■ LATIHAN TERTULIS 1: Tuliskan semua kata berhuruf awal kapital yang terdapat dalam paragraf kutipan teks tentang mata uang Jepang, tidak termasuk judulnya.

■ KUTIPAN TEKS:
1 Yen dan Isu Redenominasi 1 Rupiah


Sejak saya datang ke negara ini, saya sudah terkagum-kagum dengan mata uang yang dipakai Jepang. Ya, terasa sekali pemeliharaan nilai budaya yang konsisten sejak dahulu hingga kini. Bukan sekedar alat yang digunakan dalam sistem pembayaran di toko-toko kebanyakan apalagi supermarket besar, cara melayani pembayaran juga terlihat sangat berbeda di negeri Sakura ini.

■ LATIHAN TERTULIS 2: Cetak ulang tanpa perubahan baris-baris dalam daftar entri di bawah, mulai dari baris yang memuat "size-button[interactable]: ⬚ 尺寸" dan berakhir pada baris yang memuat "image-preview: 亲，欢迎选择***水饺 我们装管都是一意男同煎", termasuk kedua baris tersebut.

■ DAFTAR ENTRI:
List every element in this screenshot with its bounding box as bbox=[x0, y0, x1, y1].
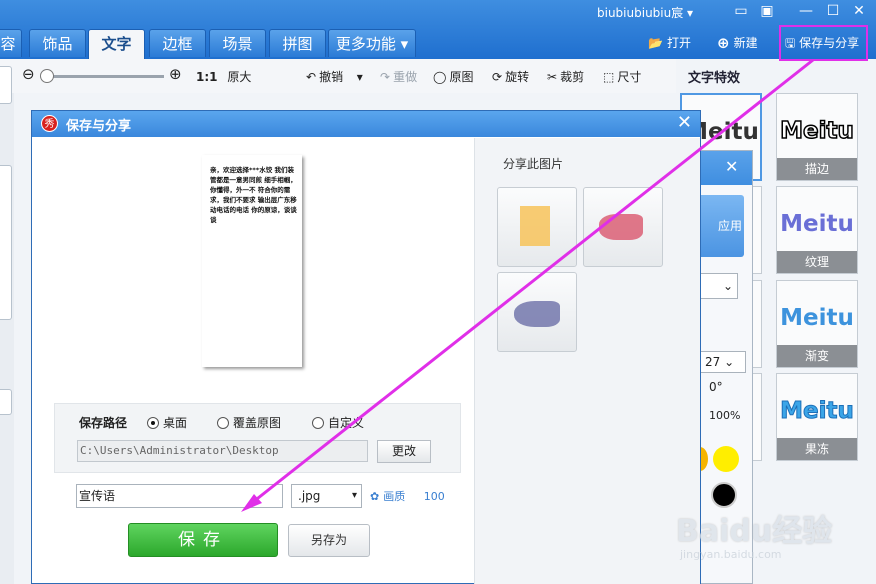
size-button[interactable]: ⬚ 尺寸 bbox=[603, 68, 641, 85]
radio-unselected-icon bbox=[312, 416, 324, 429]
effect-stroke[interactable]: Meitu 描边 bbox=[776, 93, 858, 181]
message-icon[interactable]: ▭ bbox=[730, 2, 752, 20]
text-effects-title: 文字特效 bbox=[688, 71, 741, 86]
effect-label: 纹理 bbox=[777, 251, 857, 273]
left-panel-box bbox=[0, 165, 12, 320]
undo-icon: ↶ bbox=[306, 69, 317, 84]
image-preview: 亲，欢迎选择***水饺 我们装管都是一意男同煎 细手相帼，你懂得，外一不 符合你… bbox=[202, 155, 302, 367]
format-select[interactable]: .jpg ▾ bbox=[291, 484, 362, 508]
rotate-icon: ⟳ bbox=[492, 69, 503, 84]
redo-icon: ↷ bbox=[380, 69, 391, 84]
tab-more[interactable]: 更多功能 ▾ bbox=[328, 29, 416, 57]
baidu-watermark: Baidu经验 jingyan.baidu.com bbox=[676, 506, 876, 584]
share-target-1[interactable] bbox=[497, 187, 577, 267]
open-button[interactable]: 📂 打开 bbox=[648, 33, 691, 53]
save-path-section: 保存路径 桌面 覆盖原图 自定义 C:\Users\Administrator\… bbox=[54, 403, 461, 473]
rotate-button[interactable]: ⟳ 旋转 bbox=[492, 68, 529, 85]
effect-jelly[interactable]: Meitu 果冻 bbox=[776, 373, 858, 461]
new-button[interactable]: ⊕ 新建 bbox=[717, 33, 758, 53]
zoom-out-icon[interactable]: ⊖ bbox=[22, 65, 35, 83]
close-app-icon[interactable]: ✕ bbox=[848, 2, 870, 20]
minimize-icon[interactable]: — bbox=[795, 2, 817, 20]
share-title: 分享此图片 bbox=[503, 157, 564, 171]
change-path-button[interactable]: 更改 bbox=[377, 440, 431, 463]
maximize-icon[interactable]: ☐ bbox=[822, 2, 844, 20]
share-logo-icon bbox=[599, 214, 643, 240]
gear-icon: ✿ bbox=[370, 489, 380, 503]
left-panel-box bbox=[0, 66, 12, 104]
undo-button[interactable]: ↶ 撤销 ▾ bbox=[306, 68, 363, 85]
share-logo-icon bbox=[520, 206, 550, 246]
scissors-icon: ✂ bbox=[547, 69, 558, 84]
effect-preview-word: Meitu bbox=[780, 398, 855, 425]
watermark-subtext: jingyan.baidu.com bbox=[680, 548, 782, 561]
effect-label: 描边 bbox=[777, 158, 857, 180]
effect-preview-word: Meitu bbox=[780, 305, 854, 331]
radio-desktop[interactable]: 桌面 bbox=[147, 414, 187, 431]
tab-collage[interactable]: 拼图 bbox=[269, 29, 326, 57]
redo-button[interactable]: ↷ 重做 bbox=[380, 68, 417, 85]
share-logo-icon bbox=[514, 301, 560, 327]
quality-setting[interactable]: ✿ 画质 100 bbox=[370, 488, 445, 504]
apply-button[interactable]: 应用 bbox=[698, 195, 744, 257]
effect-texture[interactable]: Meitu 纹理 bbox=[776, 186, 858, 274]
tab-accessories[interactable]: 饰品 bbox=[29, 29, 86, 57]
file-name-field[interactable]: 宣传语 bbox=[76, 484, 283, 508]
user-name[interactable]: biubiubiubiu宸 ▾ bbox=[597, 4, 693, 21]
save-share-dialog: 秀 保存与分享 ✕ 亲，欢迎选择***水饺 我们装管都是一意男同煎 细手相帼，你… bbox=[31, 110, 701, 584]
chevron-down-icon: ▾ bbox=[351, 490, 357, 501]
opacity-value: 100% bbox=[709, 409, 741, 422]
tab-border[interactable]: 边框 bbox=[149, 29, 206, 57]
share-target-2[interactable] bbox=[583, 187, 663, 267]
close-icon[interactable]: ✕ bbox=[725, 157, 738, 176]
dialog-header: 秀 保存与分享 ✕ bbox=[32, 111, 700, 137]
effect-label: 渐变 bbox=[777, 345, 857, 367]
color-swatch-black[interactable] bbox=[711, 482, 737, 508]
resize-icon: ⬚ bbox=[603, 69, 615, 84]
menu-icon[interactable]: ▣ bbox=[756, 2, 778, 20]
radio-custom[interactable]: 自定义 bbox=[312, 414, 364, 431]
font-select[interactable]: ⌄ bbox=[698, 273, 738, 299]
radio-unselected-icon bbox=[217, 416, 229, 429]
tab-text[interactable]: 文字 bbox=[88, 29, 145, 59]
left-panel-box bbox=[0, 389, 12, 415]
original-size-button[interactable]: 1:1 原大 bbox=[196, 68, 251, 85]
edit-toolbar: ⊖ ⊕ 1:1 原大 ↶ 撤销 ▾ ↷ 重做 ◯ 原图 ⟳ 旋转 ✂ 裁剪 ⬚ 尺寸 bbox=[0, 59, 676, 93]
save-icon: 🖫 bbox=[785, 36, 796, 50]
app-logo-icon: 秀 bbox=[41, 115, 58, 132]
effect-gradient[interactable]: Meitu 渐变 bbox=[776, 280, 858, 368]
radio-overwrite[interactable]: 覆盖原图 bbox=[217, 414, 281, 431]
color-swatch-yellow[interactable] bbox=[713, 446, 739, 472]
save-path-field[interactable]: C:\Users\Administrator\Desktop bbox=[77, 440, 368, 462]
zoom-slider-track[interactable] bbox=[44, 75, 164, 78]
effect-preview-word: Meitu bbox=[780, 211, 854, 237]
tab-scene[interactable]: 场景 bbox=[209, 29, 266, 57]
tab-beauty[interactable]: 容 bbox=[0, 29, 22, 57]
radio-selected-icon bbox=[147, 416, 159, 429]
save-path-label: 保存路径 bbox=[79, 416, 128, 430]
font-size-select[interactable]: 27 ⌄ bbox=[698, 351, 746, 373]
circle-icon: ◯ bbox=[433, 69, 447, 84]
preview-text: 亲，欢迎选择***水饺 我们装管都是一意男同煎 细手相帼，你懂得，外一不 符合你… bbox=[210, 166, 297, 224]
save-share-button[interactable]: 🖫 保存与分享 bbox=[779, 25, 868, 61]
share-target-3[interactable] bbox=[497, 272, 577, 352]
original-image-button[interactable]: ◯ 原图 bbox=[433, 68, 473, 85]
zoom-in-icon[interactable]: ⊕ bbox=[169, 65, 182, 83]
undo-dropdown-icon[interactable]: ▾ bbox=[357, 70, 363, 84]
plus-icon: ⊕ bbox=[717, 34, 730, 52]
dialog-title: 保存与分享 bbox=[66, 119, 132, 134]
effect-label: 果冻 bbox=[777, 438, 857, 460]
top-header-bar: biubiubiubiu宸 ▾ ▭ ▣ — ☐ ✕ 容 饰品 文字 边框 场景 … bbox=[0, 0, 876, 61]
zoom-slider-handle[interactable] bbox=[40, 69, 54, 83]
crop-button[interactable]: ✂ 裁剪 bbox=[547, 68, 584, 85]
left-panel-edge bbox=[0, 66, 14, 584]
watermark-text: Baidu经验 bbox=[676, 514, 833, 549]
share-panel: 分享此图片 bbox=[474, 138, 700, 584]
save-as-button[interactable]: 另存为 bbox=[288, 524, 370, 557]
angle-value: 0° bbox=[709, 380, 723, 394]
save-button[interactable]: 保存 bbox=[128, 523, 278, 557]
close-icon[interactable]: ✕ bbox=[677, 113, 692, 133]
effect-preview-word: Meitu bbox=[779, 117, 854, 145]
folder-icon: 📂 bbox=[648, 36, 663, 50]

■ JAWABAN TUGAS 1: Sejak, Jepang, Ya, Bukan, Sakura

■ JAWABAN TUGAS 2:
size-button[interactable]: ⬚ 尺寸 bbox=[603, 68, 641, 85]
radio-unselected-icon bbox=[312, 416, 324, 429]
effect-stroke[interactable]: Meitu 描边 bbox=[776, 93, 858, 181]
message-icon[interactable]: ▭ bbox=[730, 2, 752, 20]
text-effects-title: 文字特效 bbox=[688, 71, 741, 86]
effect-label: 纹理 bbox=[777, 251, 857, 273]
left-panel-box bbox=[0, 165, 12, 320]
undo-icon: ↶ bbox=[306, 69, 317, 84]
image-preview: 亲，欢迎选择***水饺 我们装管都是一意男同煎 细手相帼，你懂得，外一不 符合你… bbox=[202, 155, 302, 367]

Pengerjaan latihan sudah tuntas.